__EXERCISE__: What follows is a set of records; restate each one word for word and drop the pictures.
++++ DATASET ENTRIES ++++
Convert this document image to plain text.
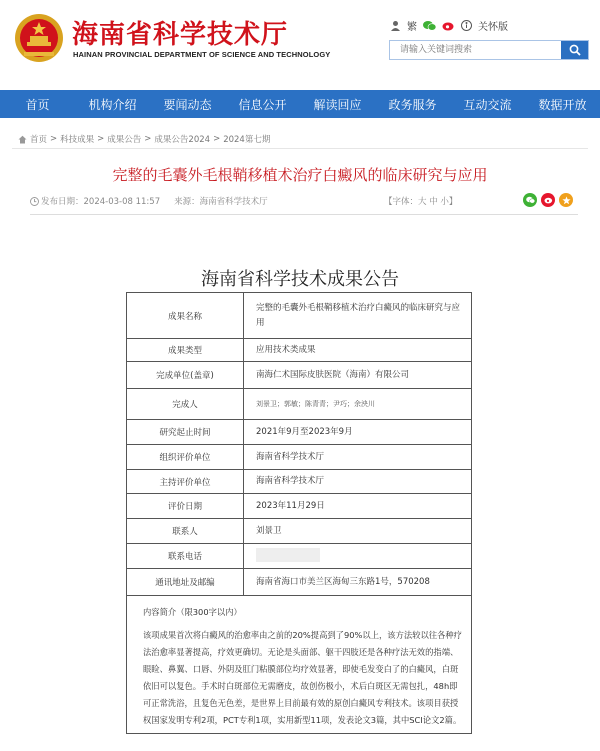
海南省科学技术厅
HAINAN PROVINCIAL DEPARTMENT OF SCIENCE AND TECHNOLOGY
繁	关怀版
请输入关键词搜索
首页	机构介绍	要闻动态	信息公开	解读回应	政务服务	互动交流	数据开放
首页 > 科技成果 > 成果公告 > 成果公告2024 > 2024第七期
完整的毛囊外毛根鞘移植术治疗白癜风的临床研究与应用
发布日期：2024-03-08 11:57 来源：海南省科学技术厅	【字体：大 中 小】
海南省科学技术成果公告
成果名称	完整的毛囊外毛根鞘移植术治疗白癜风的临床研究与应用
成果类型	应用技术类成果
完成单位(盖章)	南海仁术国际皮肤医院（海南）有限公司
完成人	刘景卫；郭敏；陈青青；尹巧；余泱川
研究起止时间	2021年9月至2023年9月
组织评价单位	海南省科学技术厅
主持评价单位	海南省科学技术厅
评价日期	2023年11月29日
联系人	刘景卫
联系电话	
通讯地址及邮编	海南省海口市美兰区海甸三东路1号，570208

内容简介（限300字以内）
该项成果首次将白癜风的治愈率由之前的20%提高到了90%以上，该方法较以往各种疗法治愈率显著提高，疗效更确切。无论是头面部、躯干四肢还是各种疗法无效的指端、眼睑、鼻翼、口唇、外阴及肛门粘膜部位均疗效显著，即使毛发变白了的白癜风，白斑依旧可以复色。手术时白斑部位无需磨皮，故创伤极小，术后白斑区无需包扎，48h即可正常洗浴，且复色无色差，是世界上目前最有效的原创白癜风专利技术。该项目获授权国家发明专利2项，PCT专利1项，实用新型11项，发表论文3篇，其中SCI论文2篇。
++++
__REPLY TO THE EXERCISE__:
Convert this document image to plain text.
海南省科学技术厅
HAINAN PROVINCIAL DEPARTMENT OF SCIENCE AND TECHNOLOGY
繁	关怀版
请输入关键词搜索
首页	机构介绍	要闻动态	信息公开	解读回应	政务服务	互动交流	数据开放
首页 > 科技成果 > 成果公告 > 成果公告2024 > 2024第七期
完整的毛囊外毛根鞘移植术治疗白癜风的临床研究与应用
发布日期：2024-03-08 11:57 来源：海南省科学技术厅	【字体：大 中 小】
海南省科学技术成果公告
成果名称	完整的毛囊外毛根鞘移植术治疗白癜风的临床研究与应用
成果类型	应用技术类成果
完成单位(盖章)	南海仁术国际皮肤医院（海南）有限公司
完成人	刘景卫；郭敏；陈青青；尹巧；余泱川
研究起止时间	2021年9月至2023年9月
组织评价单位	海南省科学技术厅
主持评价单位	海南省科学技术厅
评价日期	2023年11月29日
联系人	刘景卫
联系电话	
通讯地址及邮编	海南省海口市美兰区海甸三东路1号，570208

内容简介（限300字以内）
该项成果首次将白癜风的治愈率由之前的20%提高到了90%以上，该方法较以往各种疗法治愈率显著提高，疗效更确切。无论是头面部、躯干四肢还是各种疗法无效的指端、眼睑、鼻翼、口唇、外阴及肛门粘膜部位均疗效显著，即使毛发变白了的白癜风，白斑依旧可以复色。手术时白斑部位无需磨皮，故创伤极小，术后白斑区无需包扎，48h即可正常洗浴，且复色无色差，是世界上目前最有效的原创白癜风专利技术。该项目获授权国家发明专利2项，PCT专利1项，实用新型11项，发表论文3篇，其中SCI论文2篇。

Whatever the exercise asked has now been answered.